Direction:
From the entries below, say how many lines carry the word "grid", and give nothing but the number.
┄┄┄┄┄┄┄┄┄┄
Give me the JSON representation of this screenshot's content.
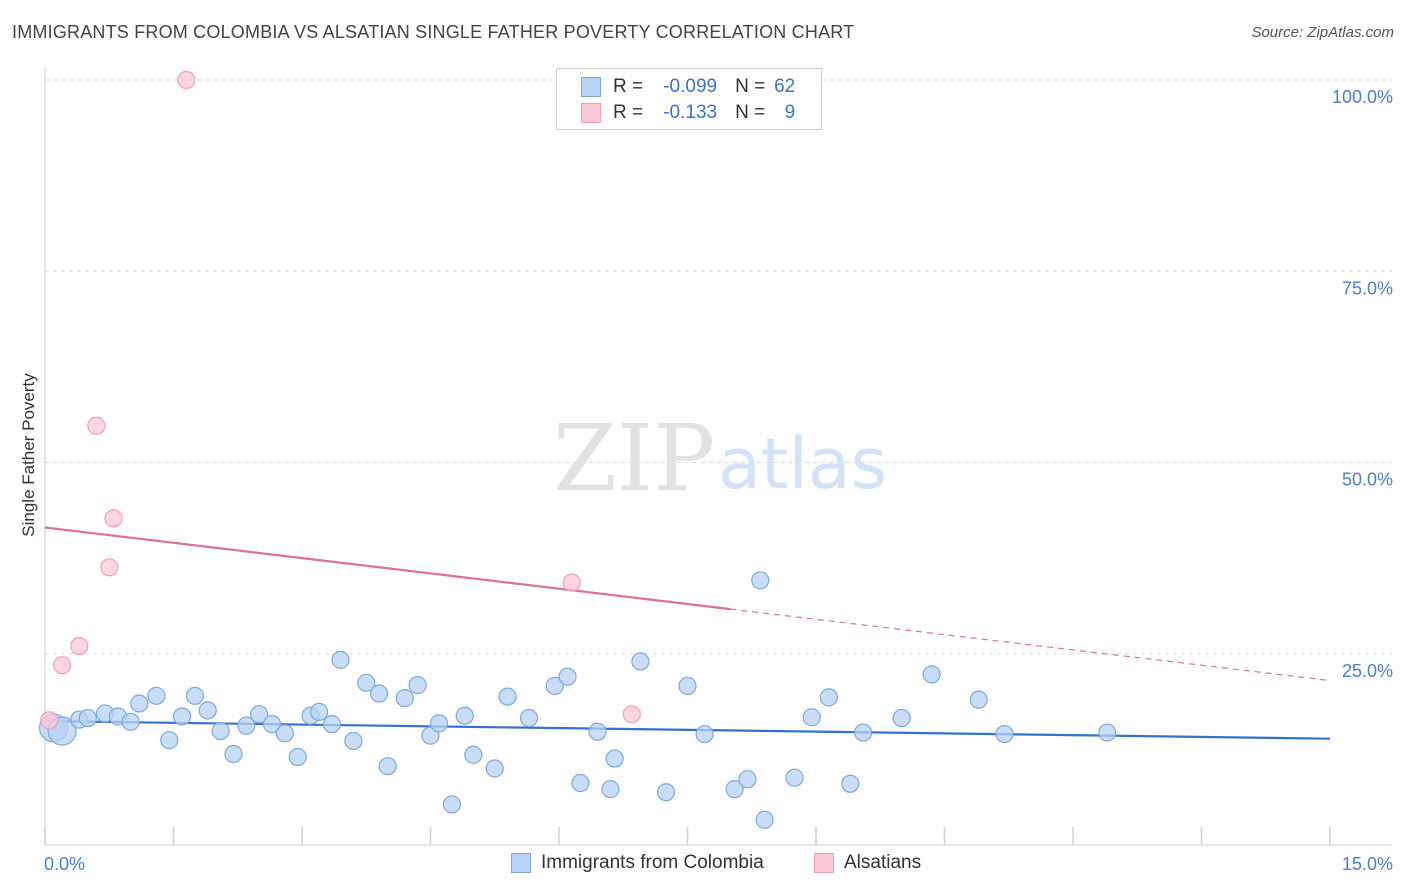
{
  "title": "IMMIGRANTS FROM COLOMBIA VS ALSATIAN SINGLE FATHER POVERTY CORRELATION CHART",
  "source": "Source: ZipAtlas.com",
  "watermark": {
    "zip": "ZIP",
    "atlas": "atlas"
  },
  "legend": {
    "r_label": "R =",
    "n_label": "N =",
    "rows": [
      {
        "r": "-0.099",
        "n": "62",
        "fill": "#b8d2f4",
        "stroke": "#7fa8e0"
      },
      {
        "r": "-0.133",
        "n": "9",
        "fill": "#fcc8d6",
        "stroke": "#f0a0b8"
      }
    ]
  },
  "bottom_legend": [
    {
      "label": "Immigrants from Colombia",
      "fill": "#b8d2f4",
      "stroke": "#7fa8e0"
    },
    {
      "label": "Alsatians",
      "fill": "#fcc8d6",
      "stroke": "#f0a0b8"
    }
  ],
  "chart_data": {
    "type": "scatter",
    "title": "IMMIGRANTS FROM COLOMBIA VS ALSATIAN SINGLE FATHER POVERTY CORRELATION CHART",
    "xlabel": "",
    "ylabel": "Single Father Poverty",
    "xlim": [
      0,
      15
    ],
    "ylim": [
      0,
      100
    ],
    "x_tick_labels": [
      "0.0%",
      "15.0%"
    ],
    "y_ticks": [
      25,
      50,
      75,
      100
    ],
    "y_tick_labels": [
      "25.0%",
      "50.0%",
      "75.0%",
      "100.0%"
    ],
    "grid": true,
    "series": [
      {
        "name": "Immigrants from Colombia",
        "color": "#7fa8e0",
        "fill": "#b8d2f4",
        "trend_color": "#2f72d0",
        "trend": {
          "x": [
            0,
            15
          ],
          "y": [
            16.2,
            13.9
          ]
        },
        "points": [
          [
            0.1,
            15.3
          ],
          [
            0.2,
            14.9
          ],
          [
            0.4,
            16.4
          ],
          [
            0.5,
            16.6
          ],
          [
            0.7,
            17.2
          ],
          [
            0.85,
            16.8
          ],
          [
            1.0,
            16.1
          ],
          [
            1.1,
            18.5
          ],
          [
            1.3,
            19.5
          ],
          [
            1.45,
            13.7
          ],
          [
            1.6,
            16.8
          ],
          [
            1.75,
            19.5
          ],
          [
            1.9,
            17.6
          ],
          [
            2.05,
            14.9
          ],
          [
            2.2,
            11.9
          ],
          [
            2.35,
            15.6
          ],
          [
            2.5,
            17.1
          ],
          [
            2.65,
            15.8
          ],
          [
            2.8,
            14.6
          ],
          [
            2.95,
            11.5
          ],
          [
            3.1,
            16.9
          ],
          [
            3.2,
            17.4
          ],
          [
            3.35,
            15.8
          ],
          [
            3.45,
            24.2
          ],
          [
            3.6,
            13.6
          ],
          [
            3.75,
            21.2
          ],
          [
            3.9,
            19.8
          ],
          [
            4.0,
            10.3
          ],
          [
            4.2,
            19.2
          ],
          [
            4.35,
            20.9
          ],
          [
            4.5,
            14.3
          ],
          [
            4.6,
            15.9
          ],
          [
            4.75,
            5.3
          ],
          [
            4.9,
            16.9
          ],
          [
            5.0,
            11.8
          ],
          [
            5.25,
            10.0
          ],
          [
            5.4,
            19.4
          ],
          [
            5.65,
            16.6
          ],
          [
            5.95,
            20.8
          ],
          [
            6.1,
            22.0
          ],
          [
            6.25,
            8.1
          ],
          [
            6.45,
            14.8
          ],
          [
            6.6,
            7.3
          ],
          [
            6.65,
            11.3
          ],
          [
            6.95,
            24.0
          ],
          [
            7.25,
            6.9
          ],
          [
            7.5,
            20.8
          ],
          [
            7.7,
            14.5
          ],
          [
            8.05,
            7.3
          ],
          [
            8.2,
            8.6
          ],
          [
            8.35,
            34.6
          ],
          [
            8.4,
            3.3
          ],
          [
            8.75,
            8.8
          ],
          [
            8.95,
            16.7
          ],
          [
            9.15,
            19.3
          ],
          [
            9.4,
            8.0
          ],
          [
            9.55,
            14.7
          ],
          [
            10.0,
            16.6
          ],
          [
            10.35,
            22.3
          ],
          [
            10.9,
            19.0
          ],
          [
            11.2,
            14.5
          ],
          [
            12.4,
            14.7
          ]
        ]
      },
      {
        "name": "Alsatians",
        "color": "#f0a0b8",
        "fill": "#fcc8d6",
        "trend_color": "#e07098",
        "trend": {
          "x": [
            0,
            15
          ],
          "y": [
            41.5,
            21.5
          ],
          "solid_until_x": 8.0
        },
        "points": [
          [
            0.05,
            16.3
          ],
          [
            0.2,
            23.5
          ],
          [
            0.4,
            26.0
          ],
          [
            0.6,
            54.8
          ],
          [
            0.75,
            36.3
          ],
          [
            0.8,
            42.7
          ],
          [
            1.65,
            100.0
          ],
          [
            6.15,
            34.3
          ],
          [
            6.85,
            17.1
          ]
        ]
      }
    ]
  }
}
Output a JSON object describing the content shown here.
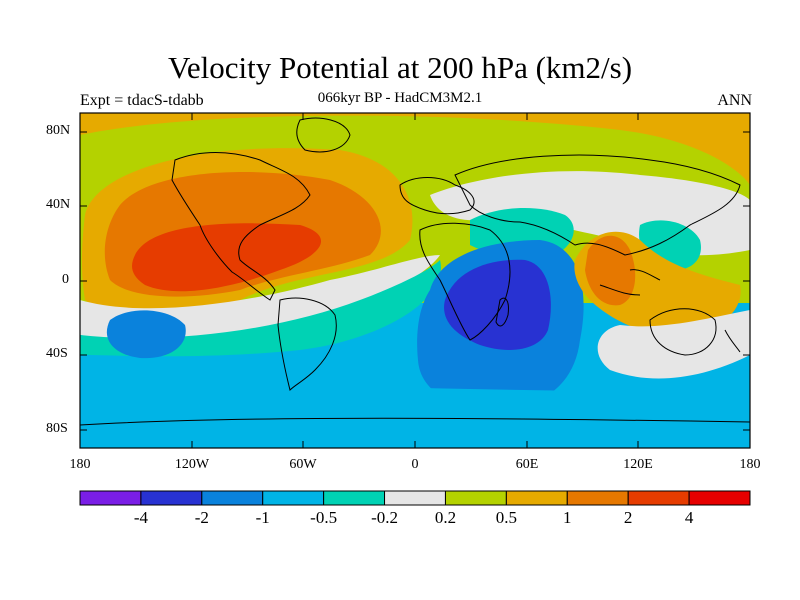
{
  "header": {
    "title": "Velocity Potential at 200 hPa (km2/s)",
    "experiment": "Expt = tdacS-tdabb",
    "subtitle": "066kyr BP - HadCM3M2.1",
    "season": "ANN"
  },
  "axes": {
    "lat_ticks": [
      "80N",
      "40N",
      "0",
      "40S",
      "80S"
    ],
    "lon_ticks": [
      "180",
      "120W",
      "60W",
      "0",
      "60E",
      "120E",
      "180"
    ]
  },
  "colorbar": {
    "colors": [
      "#7a1ee6",
      "#2832d2",
      "#0a82dc",
      "#00b4e6",
      "#00d2b4",
      "#e6e6e6",
      "#b4d200",
      "#e6aa00",
      "#e67800",
      "#e63c00",
      "#e60000"
    ],
    "labels": [
      "-4",
      "-2",
      "-1",
      "-0.5",
      "-0.2",
      "0.2",
      "0.5",
      "1",
      "2",
      "4"
    ]
  },
  "map_colors": {
    "land_outline": "#000000",
    "frame": "#000000"
  }
}
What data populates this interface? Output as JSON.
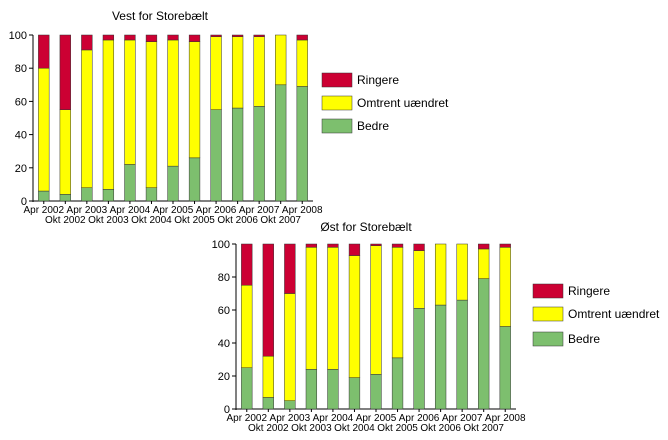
{
  "chart_data": [
    {
      "type": "bar",
      "stacked": true,
      "title": "Vest for Storebælt",
      "categories": [
        "Apr 2002",
        "Okt 2002",
        "Apr 2003",
        "Okt 2003",
        "Apr 2004",
        "Okt 2004",
        "Apr 2005",
        "Okt 2005",
        "Apr 2006",
        "Okt 2006",
        "Apr 2007",
        "Okt 2007",
        "Apr 2008"
      ],
      "ylim": [
        0,
        100
      ],
      "yticks": [
        0,
        20,
        40,
        60,
        80,
        100
      ],
      "legend_position": "right",
      "series": [
        {
          "name": "Bedre",
          "color": "#7dbf6e",
          "values": [
            6,
            4,
            8,
            7,
            22,
            8,
            21,
            26,
            55,
            56,
            57,
            70,
            69
          ]
        },
        {
          "name": "Omtrent uændret",
          "color": "#ffff00",
          "values": [
            74,
            51,
            83,
            90,
            75,
            88,
            76,
            70,
            44,
            43,
            42,
            30,
            28
          ]
        },
        {
          "name": "Ringere",
          "color": "#cc0033",
          "values": [
            20,
            45,
            9,
            3,
            3,
            4,
            3,
            4,
            1,
            1,
            1,
            0,
            3
          ]
        }
      ]
    },
    {
      "type": "bar",
      "stacked": true,
      "title": "Øst for Storebælt",
      "categories": [
        "Apr 2002",
        "Okt 2002",
        "Apr 2003",
        "Okt 2003",
        "Apr 2004",
        "Okt 2004",
        "Apr 2005",
        "Okt 2005",
        "Apr 2006",
        "Okt 2006",
        "Apr 2007",
        "Okt 2007",
        "Apr 2008"
      ],
      "ylim": [
        0,
        100
      ],
      "yticks": [
        0,
        20,
        40,
        60,
        80,
        100
      ],
      "legend_position": "right",
      "series": [
        {
          "name": "Bedre",
          "color": "#7dbf6e",
          "values": [
            25,
            7,
            5,
            24,
            24,
            19,
            21,
            31,
            61,
            63,
            66,
            79,
            50
          ]
        },
        {
          "name": "Omtrent uændret",
          "color": "#ffff00",
          "values": [
            50,
            25,
            65,
            74,
            74,
            74,
            78,
            67,
            35,
            37,
            34,
            18,
            48
          ]
        },
        {
          "name": "Ringere",
          "color": "#cc0033",
          "values": [
            25,
            68,
            30,
            2,
            2,
            7,
            1,
            2,
            4,
            0,
            0,
            3,
            2
          ]
        }
      ]
    }
  ]
}
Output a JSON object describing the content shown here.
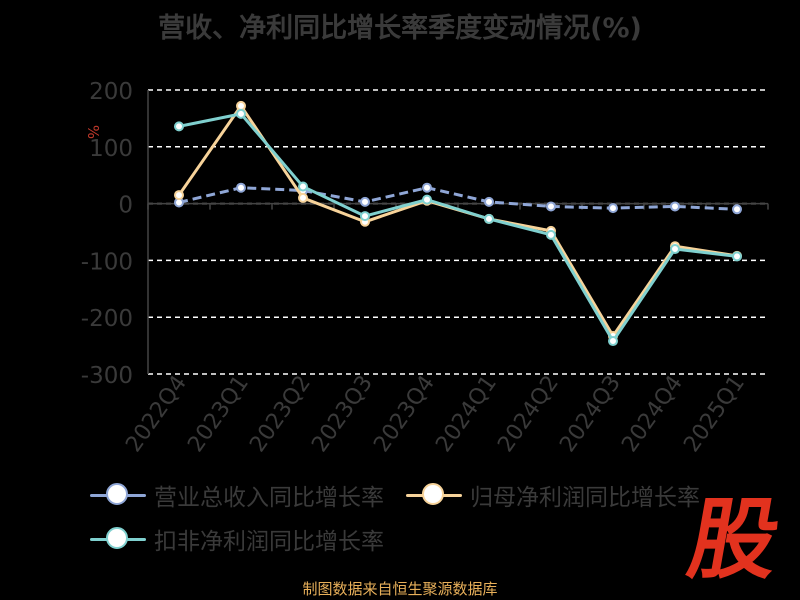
{
  "chart_data": {
    "type": "line",
    "title": "营收、净利同比增长率季度变动情况(%)",
    "ylabel": "%",
    "ylim": [
      -300,
      200
    ],
    "yticks": [
      200,
      100,
      0,
      -100,
      -200,
      -300
    ],
    "categories": [
      "2022Q4",
      "2023Q1",
      "2023Q2",
      "2023Q3",
      "2023Q4",
      "2024Q1",
      "2024Q2",
      "2024Q3",
      "2024Q4",
      "2025Q1"
    ],
    "series": [
      {
        "name": "营业总收入同比增长率",
        "color": "#8fa6d6",
        "dashed": true,
        "values": [
          2,
          28,
          23,
          3,
          28,
          3,
          -5,
          -8,
          -5,
          -10
        ]
      },
      {
        "name": "归母净利润同比增长率",
        "color": "#f7d39a",
        "dashed": false,
        "values": [
          15,
          172,
          10,
          -32,
          5,
          -27,
          -48,
          -233,
          -75,
          -92
        ]
      },
      {
        "name": "扣非净利润同比增长率",
        "color": "#7fd0cf",
        "dashed": false,
        "values": [
          136,
          158,
          30,
          -22,
          7,
          -27,
          -55,
          -242,
          -80,
          -93
        ]
      }
    ],
    "grid": true,
    "legend_position": "bottom"
  },
  "footer": "制图数据来自恒生聚源数据库",
  "watermark": "股"
}
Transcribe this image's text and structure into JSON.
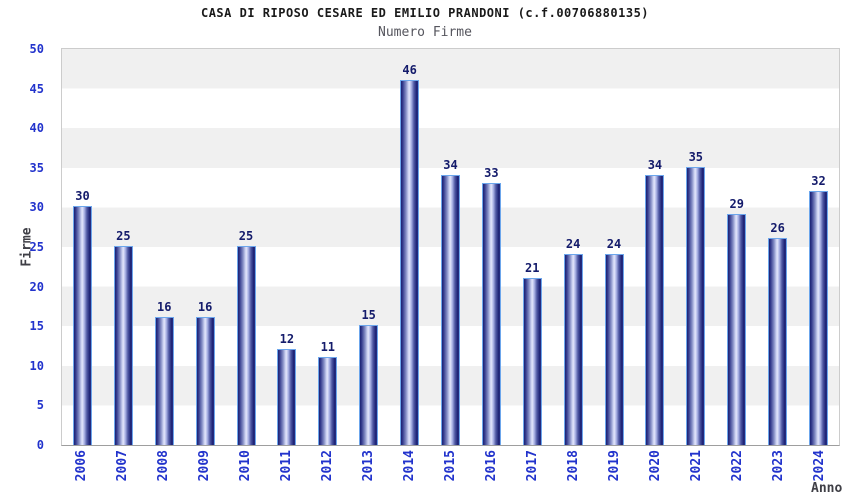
{
  "chart_data": {
    "type": "bar",
    "title": "CASA DI RIPOSO CESARE ED EMILIO PRANDONI (c.f.00706880135)",
    "subtitle": "Numero Firme",
    "xlabel": "Anno",
    "ylabel": "Firme",
    "categories": [
      "2006",
      "2007",
      "2008",
      "2009",
      "2010",
      "2011",
      "2012",
      "2013",
      "2014",
      "2015",
      "2016",
      "2017",
      "2018",
      "2019",
      "2020",
      "2021",
      "2022",
      "2023",
      "2024"
    ],
    "values": [
      30,
      25,
      16,
      16,
      25,
      12,
      11,
      15,
      46,
      34,
      33,
      21,
      24,
      24,
      34,
      35,
      29,
      26,
      32
    ],
    "ylim": [
      0,
      50
    ],
    "ytick_step": 5,
    "yticks": [
      0,
      5,
      10,
      15,
      20,
      25,
      30,
      35,
      40,
      45,
      50
    ],
    "grid": "alternating horizontal gray/white bands every 5 units",
    "legend": "none",
    "colors": {
      "bar_dark": "#1b2073",
      "bar_highlight": "#e2e5fa",
      "bar_border": "#6ca6ec",
      "value_label": "#141b6b",
      "tick_label": "#2233cc",
      "axis_title": "#3f3f46",
      "title": "#1a1a1a",
      "subtitle": "#56565e",
      "band_gray": "#f0f0f0",
      "band_white": "#ffffff",
      "plot_border": "#cccccc"
    }
  }
}
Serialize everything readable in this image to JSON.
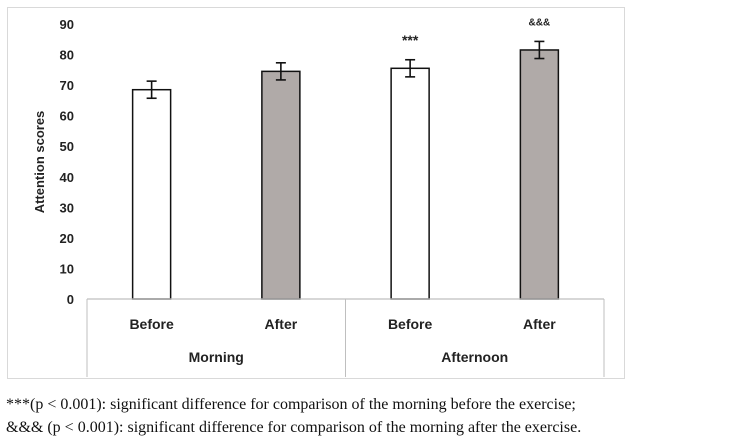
{
  "chart_data": {
    "type": "bar",
    "title": "",
    "xlabel": "",
    "ylabel": "Attention scores",
    "ylim": [
      0,
      90
    ],
    "yticks": [
      0,
      10,
      20,
      30,
      40,
      50,
      60,
      70,
      80,
      90
    ],
    "grid": false,
    "groups": [
      "Morning",
      "Afternoon"
    ],
    "categories": [
      "Before",
      "After",
      "Before",
      "After"
    ],
    "values": [
      68.5,
      74.5,
      75.5,
      81.5
    ],
    "errors": [
      2.8,
      2.8,
      2.8,
      2.8
    ],
    "bar_colors": [
      "#ffffff",
      "#b0aaa8",
      "#ffffff",
      "#b0aaa8"
    ],
    "annotations": [
      "",
      "",
      "***",
      "&&&"
    ]
  },
  "caption": {
    "line1": "***(p < 0.001): significant difference for comparison of the morning before the exercise;",
    "line2": "&&& (p < 0.001): significant difference for comparison of the morning after the exercise."
  }
}
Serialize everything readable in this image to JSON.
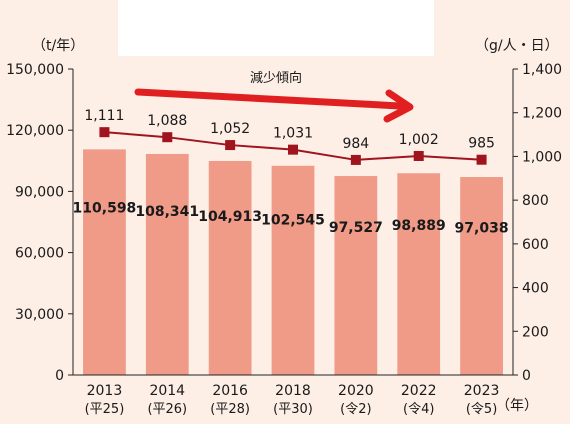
{
  "chart_data": {
    "type": "bar",
    "categories": [
      "2013",
      "2014",
      "2016",
      "2018",
      "2020",
      "2022",
      "2023"
    ],
    "category_era_labels": [
      "(平25)",
      "(平26)",
      "(平28)",
      "(平30)",
      "(令2)",
      "(令4)",
      "(令5)"
    ],
    "series": [
      {
        "type": "bar",
        "axis": "left",
        "color": "#f09a88",
        "values": [
          110598,
          108341,
          104913,
          102545,
          97527,
          98889,
          97038
        ],
        "labels": [
          "110,598",
          "108,341",
          "104,913",
          "102,545",
          "97,527",
          "98,889",
          "97,038"
        ]
      },
      {
        "type": "line",
        "axis": "right",
        "color": "#a0141e",
        "values": [
          1111,
          1088,
          1052,
          1031,
          984,
          1002,
          985
        ],
        "labels": [
          "1,111",
          "1,088",
          "1,052",
          "1,031",
          "984",
          "1,002",
          "985"
        ]
      }
    ],
    "y_left": {
      "unit": "（t/年）",
      "ylim": [
        0,
        150000
      ],
      "ticks": [
        0,
        30000,
        60000,
        90000,
        120000,
        150000
      ],
      "tick_labels": [
        "0",
        "30,000",
        "60,000",
        "90,000",
        "120,000",
        "150,000"
      ]
    },
    "y_right": {
      "unit": "（g/人・日）",
      "ylim": [
        0,
        1400
      ],
      "ticks": [
        0,
        200,
        400,
        600,
        800,
        1000,
        1200,
        1400
      ],
      "tick_labels": [
        "0",
        "200",
        "400",
        "600",
        "800",
        "1,000",
        "1,200",
        "1,400"
      ]
    },
    "x_unit": "（年）",
    "annotation": {
      "text": "減少傾向",
      "color": "#e02020"
    },
    "grid": false
  }
}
┄┄┄┄┄┄┄┄┄┄
Task result:
5